(Saved entries)
— begin —
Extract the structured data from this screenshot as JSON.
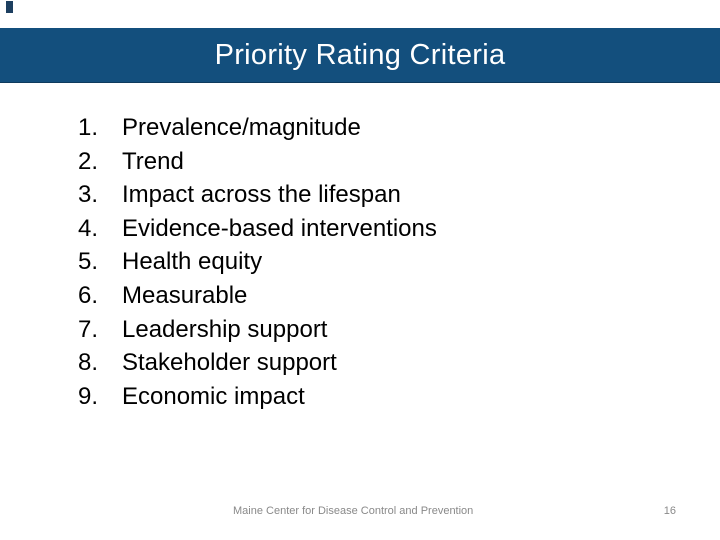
{
  "slide": {
    "title": "Priority Rating Criteria",
    "criteria": [
      {
        "number": "1.",
        "text": "Prevalence/magnitude"
      },
      {
        "number": "2.",
        "text": "Trend"
      },
      {
        "number": "3.",
        "text": "Impact across the lifespan"
      },
      {
        "number": "4.",
        "text": "Evidence-based interventions"
      },
      {
        "number": "5.",
        "text": "Health equity"
      },
      {
        "number": "6.",
        "text": "Measurable"
      },
      {
        "number": "7.",
        "text": "Leadership support"
      },
      {
        "number": "8.",
        "text": "Stakeholder support"
      },
      {
        "number": "9.",
        "text": "Economic impact"
      }
    ],
    "footer": {
      "text": "Maine Center for Disease Control and Prevention",
      "page_number": "16"
    }
  },
  "colors": {
    "title_bar_bg": "#134f7d",
    "title_bar_edge": "#0e3a5d",
    "title_text": "#ffffff",
    "body_text": "#000000",
    "footer_text": "#898989",
    "corner_mark": "#1d3f60"
  }
}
— end —
## Short exercise
Reproduce the whole listing above word for word, but not its pictures.

## Exercise result
Extract the structured data from this screenshot as JSON.
{
  "slide": {
    "title": "Priority Rating Criteria",
    "criteria": [
      {
        "number": "1.",
        "text": "Prevalence/magnitude"
      },
      {
        "number": "2.",
        "text": "Trend"
      },
      {
        "number": "3.",
        "text": "Impact across the lifespan"
      },
      {
        "number": "4.",
        "text": "Evidence-based interventions"
      },
      {
        "number": "5.",
        "text": "Health equity"
      },
      {
        "number": "6.",
        "text": "Measurable"
      },
      {
        "number": "7.",
        "text": "Leadership support"
      },
      {
        "number": "8.",
        "text": "Stakeholder support"
      },
      {
        "number": "9.",
        "text": "Economic impact"
      }
    ],
    "footer": {
      "text": "Maine Center for Disease Control and Prevention",
      "page_number": "16"
    }
  },
  "colors": {
    "title_bar_bg": "#134f7d",
    "title_bar_edge": "#0e3a5d",
    "title_text": "#ffffff",
    "body_text": "#000000",
    "footer_text": "#898989",
    "corner_mark": "#1d3f60"
  }
}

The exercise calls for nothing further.